Figure content listings:
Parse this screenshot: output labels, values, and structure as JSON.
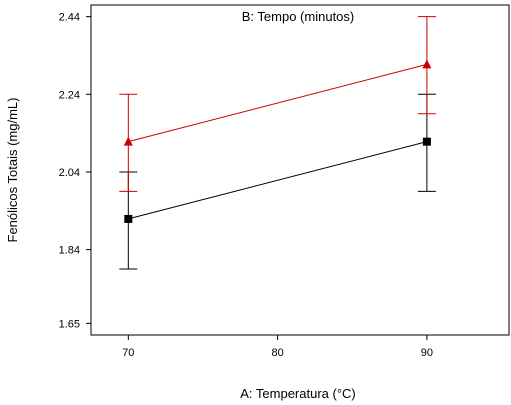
{
  "chart_data": {
    "type": "line",
    "legend_title": "B: Tempo (minutos)",
    "xlabel": "A: Temperatura (°C)",
    "ylabel": "Fenólicos Totais (mg/mL)",
    "xlim": [
      67.5,
      95.5
    ],
    "ylim": [
      1.62,
      2.47
    ],
    "x_ticks": [
      70,
      80,
      90
    ],
    "y_ticks": [
      1.65,
      1.84,
      2.04,
      2.24,
      2.44
    ],
    "x_tick_labels": [
      "70",
      "80",
      "90"
    ],
    "y_tick_labels": [
      "1.65",
      "1.84",
      "2.04",
      "2.24",
      "2.44"
    ],
    "grid": false,
    "series": [
      {
        "color": "#000000",
        "marker": "square",
        "x": [
          70,
          90
        ],
        "y": [
          1.919,
          2.118
        ],
        "err_low": [
          1.79,
          1.99
        ],
        "err_high": [
          2.04,
          2.24
        ]
      },
      {
        "color": "#cc0000",
        "marker": "triangle",
        "x": [
          70,
          90
        ],
        "y": [
          2.118,
          2.317
        ],
        "err_low": [
          1.99,
          2.19
        ],
        "err_high": [
          2.24,
          2.44
        ]
      }
    ]
  }
}
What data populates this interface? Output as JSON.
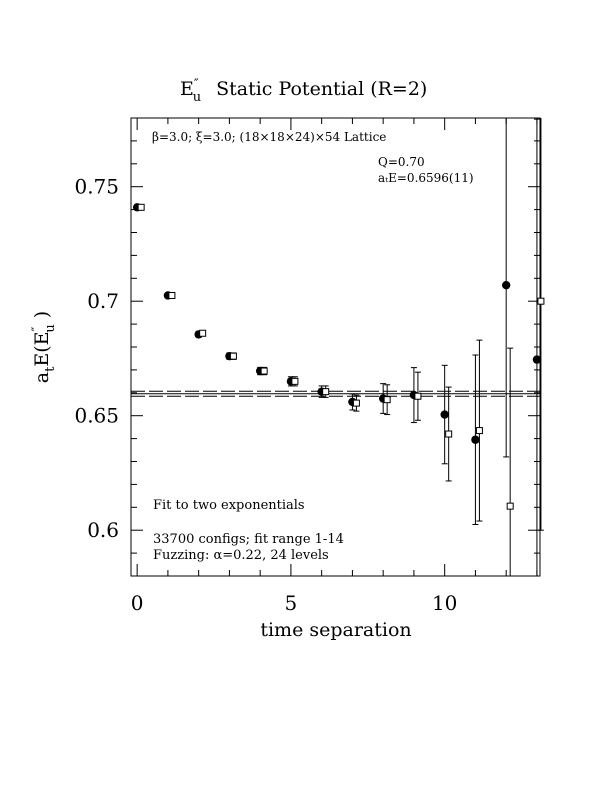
{
  "chart_data": {
    "type": "scatter",
    "title": "E″u  Static Potential (R=2)",
    "title_parts": {
      "main": "E",
      "sup": "″",
      "sub": "u",
      "rest": "Static Potential (R=2)"
    },
    "xlabel": "time separation",
    "ylabel_parts": {
      "a": "a",
      "t": "t",
      "E": "E(E",
      "sup": "″",
      "sub": "u",
      "close": " )"
    },
    "xlim": [
      -0.2,
      13.1
    ],
    "ylim": [
      0.58,
      0.78
    ],
    "x_ticks": [
      0,
      5,
      10
    ],
    "y_ticks": [
      0.6,
      0.65,
      0.7,
      0.75
    ],
    "x_tick_labels": [
      "0",
      "5",
      "10"
    ],
    "y_tick_labels": [
      "0.6",
      "0.65",
      "0.7",
      "0.75"
    ],
    "annotations": {
      "lattice": "β=3.0; ξ=3.0; (18×18×24)×54 Lattice",
      "q": "Q=0.70",
      "ate": "aₜE=0.6596(11)",
      "fit": "Fit to two exponentials",
      "configs": "33700 configs; fit range 1-14",
      "fuzzing": "Fuzzing: α=0.22, 24 levels"
    },
    "fit": {
      "value": 0.6596,
      "err": 0.0011
    },
    "series": [
      {
        "name": "filled circles",
        "marker": "filled-circle",
        "x": [
          0,
          1,
          2,
          3,
          4,
          5,
          6,
          7,
          8,
          9,
          10,
          11,
          12,
          13
        ],
        "y": [
          0.741,
          0.7025,
          0.6855,
          0.676,
          0.6695,
          0.665,
          0.6605,
          0.656,
          0.6575,
          0.659,
          0.6505,
          0.6395,
          0.707,
          0.6745
        ],
        "err": [
          0.001,
          0.001,
          0.0012,
          0.0014,
          0.0016,
          0.002,
          0.0025,
          0.0035,
          0.0065,
          0.012,
          0.0215,
          0.037,
          0.075,
          0.105
        ]
      },
      {
        "name": "open squares",
        "marker": "open-square",
        "x": [
          0,
          1,
          2,
          3,
          4,
          5,
          6,
          7,
          8,
          9,
          10,
          11,
          12,
          13
        ],
        "y": [
          0.741,
          0.7025,
          0.686,
          0.676,
          0.6695,
          0.665,
          0.6605,
          0.6555,
          0.657,
          0.6585,
          0.642,
          0.6435,
          0.6105,
          0.7
        ],
        "err": [
          0.001,
          0.001,
          0.0012,
          0.0014,
          0.0016,
          0.002,
          0.0025,
          0.0035,
          0.0065,
          0.0105,
          0.0205,
          0.0395,
          0.069,
          0.1
        ]
      }
    ]
  }
}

=== What you will do ===
The records above are to be restated exactly, without their pictures.

=== Complete response ===
Parse this screenshot: output labels, values, and structure as JSON.
{
  "chart_data": {
    "type": "line",
    "legend_title": "B: Tempo (minutos)",
    "xlabel": "A: Temperatura (°C)",
    "ylabel": "Fenólicos Totais (mg/mL)",
    "xlim": [
      67.5,
      95.5
    ],
    "ylim": [
      1.62,
      2.47
    ],
    "x_ticks": [
      70,
      80,
      90
    ],
    "y_ticks": [
      1.65,
      1.84,
      2.04,
      2.24,
      2.44
    ],
    "x_tick_labels": [
      "70",
      "80",
      "90"
    ],
    "y_tick_labels": [
      "1.65",
      "1.84",
      "2.04",
      "2.24",
      "2.44"
    ],
    "grid": false,
    "series": [
      {
        "color": "#000000",
        "marker": "square",
        "x": [
          70,
          90
        ],
        "y": [
          1.919,
          2.118
        ],
        "err_low": [
          1.79,
          1.99
        ],
        "err_high": [
          2.04,
          2.24
        ]
      },
      {
        "color": "#cc0000",
        "marker": "triangle",
        "x": [
          70,
          90
        ],
        "y": [
          2.118,
          2.317
        ],
        "err_low": [
          1.99,
          2.19
        ],
        "err_high": [
          2.24,
          2.44
        ]
      }
    ]
  }
}
What data populates this interface? Output as JSON.
{
  "chart_data": {
    "type": "scatter",
    "title": "E″u  Static Potential (R=2)",
    "title_parts": {
      "main": "E",
      "sup": "″",
      "sub": "u",
      "rest": "Static Potential (R=2)"
    },
    "xlabel": "time separation",
    "ylabel_parts": {
      "a": "a",
      "t": "t",
      "E": "E(E",
      "sup": "″",
      "sub": "u",
      "close": " )"
    },
    "xlim": [
      -0.2,
      13.1
    ],
    "ylim": [
      0.58,
      0.78
    ],
    "x_ticks": [
      0,
      5,
      10
    ],
    "y_ticks": [
      0.6,
      0.65,
      0.7,
      0.75
    ],
    "x_tick_labels": [
      "0",
      "5",
      "10"
    ],
    "y_tick_labels": [
      "0.6",
      "0.65",
      "0.7",
      "0.75"
    ],
    "annotations": {
      "lattice": "β=3.0; ξ=3.0; (18×18×24)×54 Lattice",
      "q": "Q=0.70",
      "ate": "aₜE=0.6596(11)",
      "fit": "Fit to two exponentials",
      "configs": "33700 configs; fit range 1-14",
      "fuzzing": "Fuzzing: α=0.22, 24 levels"
    },
    "fit": {
      "value": 0.6596,
      "err": 0.0011
    },
    "series": [
      {
        "name": "filled circles",
        "marker": "filled-circle",
        "x": [
          0,
          1,
          2,
          3,
          4,
          5,
          6,
          7,
          8,
          9,
          10,
          11,
          12,
          13
        ],
        "y": [
          0.741,
          0.7025,
          0.6855,
          0.676,
          0.6695,
          0.665,
          0.6605,
          0.656,
          0.6575,
          0.659,
          0.6505,
          0.6395,
          0.707,
          0.6745
        ],
        "err": [
          0.001,
          0.001,
          0.0012,
          0.0014,
          0.0016,
          0.002,
          0.0025,
          0.0035,
          0.0065,
          0.012,
          0.0215,
          0.037,
          0.075,
          0.105
        ]
      },
      {
        "name": "open squares",
        "marker": "open-square",
        "x": [
          0,
          1,
          2,
          3,
          4,
          5,
          6,
          7,
          8,
          9,
          10,
          11,
          12,
          13
        ],
        "y": [
          0.741,
          0.7025,
          0.686,
          0.676,
          0.6695,
          0.665,
          0.6605,
          0.6555,
          0.657,
          0.6585,
          0.642,
          0.6435,
          0.6105,
          0.7
        ],
        "err": [
          0.001,
          0.001,
          0.0012,
          0.0014,
          0.0016,
          0.002,
          0.0025,
          0.0035,
          0.0065,
          0.0105,
          0.0205,
          0.0395,
          0.069,
          0.1
        ]
      }
    ]
  }
}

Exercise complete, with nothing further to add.